▸ **WORK INSTRUCTIONS**:
Only the number is wanted: count the lines that include the word "heart".

(Extracted records)
----
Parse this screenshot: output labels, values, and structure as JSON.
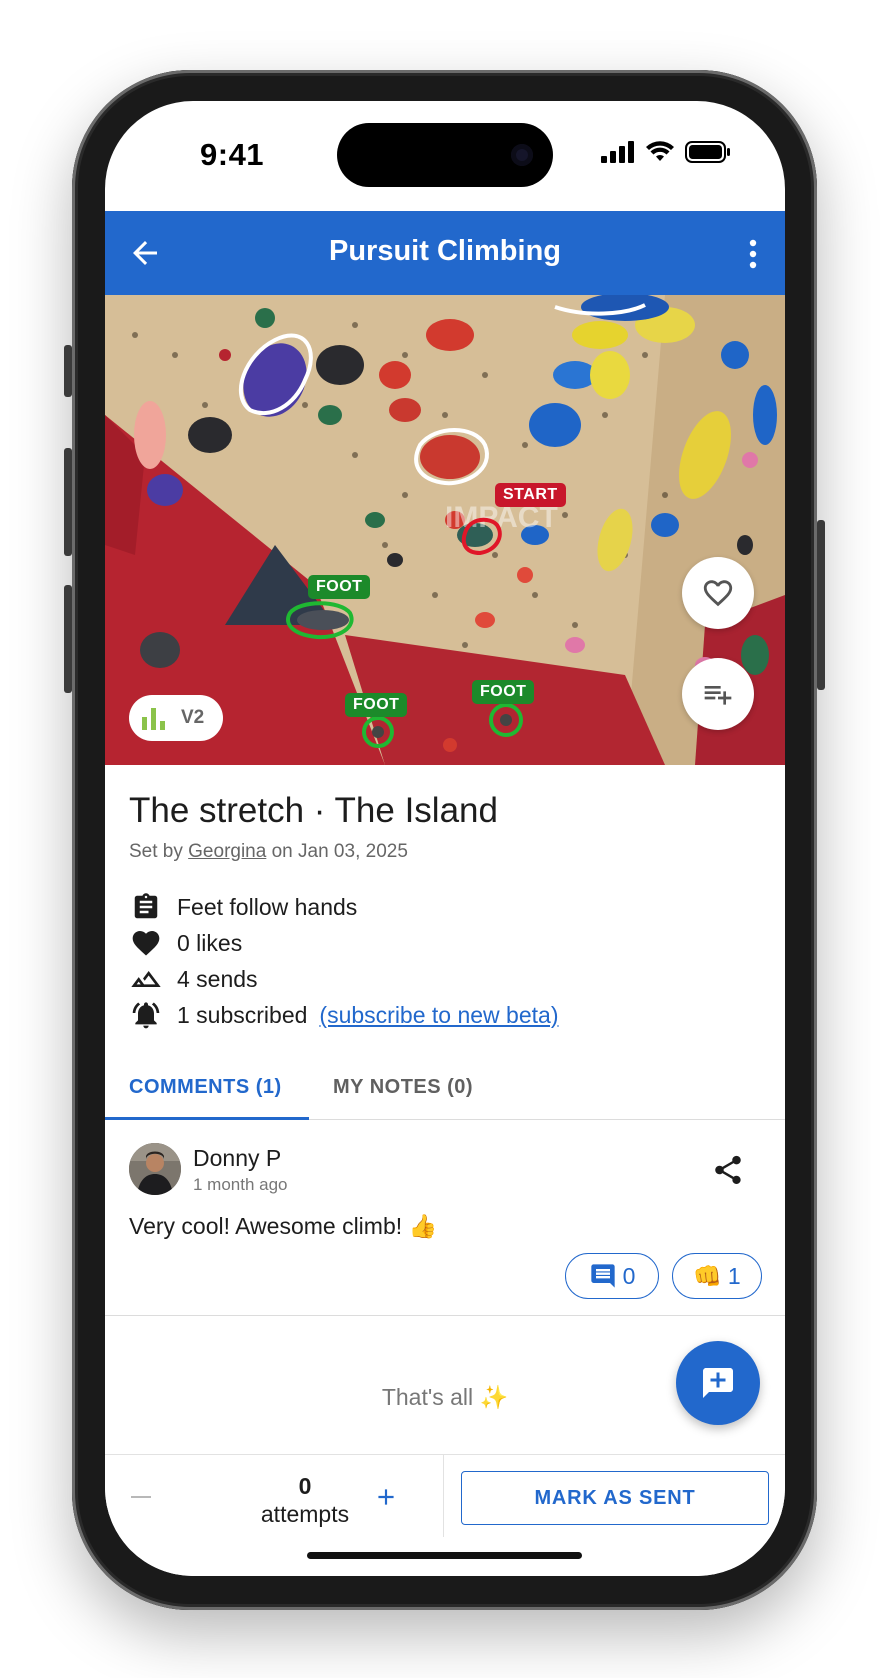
{
  "status_bar": {
    "time": "9:41"
  },
  "app_bar": {
    "title": "Pursuit Climbing"
  },
  "photo": {
    "wall_logo": "IMPACT",
    "tags": {
      "start": "START",
      "foot_1": "FOOT",
      "foot_2": "FOOT",
      "foot_3": "FOOT"
    },
    "grade": "V2"
  },
  "climb": {
    "title": "The stretch · The Island",
    "set_by_prefix": "Set by",
    "setter": "Georgina",
    "set_on": "on Jan 03, 2025",
    "facts": {
      "rule": "Feet follow hands",
      "likes": "0 likes",
      "sends": "4 sends",
      "subscribed": "1 subscribed",
      "subscribe_link": "(subscribe to new beta)"
    }
  },
  "tabs": {
    "comments": "COMMENTS (1)",
    "notes": "MY NOTES (0)"
  },
  "comment": {
    "author": "Donny P",
    "time_ago": "1 month ago",
    "text": "Very cool! Awesome climb! 👍",
    "replies_count": "0",
    "fist_emoji": "👊",
    "fist_count": "1"
  },
  "feed_end": "That's all ✨",
  "bottom_bar": {
    "attempts_count": "0",
    "attempts_label": "attempts",
    "mark_sent": "MARK AS SENT"
  },
  "colors": {
    "primary": "#2268cc",
    "start_tag": "#c8162b",
    "foot_tag": "#1c8a2a"
  },
  "icons": [
    "back-arrow-icon",
    "more-vert-icon",
    "heart-outline-icon",
    "playlist-add-icon",
    "bar-chart-icon",
    "clipboard-icon",
    "heart-filled-icon",
    "mountain-icon",
    "bell-ring-icon",
    "share-icon",
    "comment-icon",
    "add-comment-icon",
    "minus-icon",
    "plus-icon"
  ]
}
----
▸ **RESULT OF THIS EXERCISE**:
2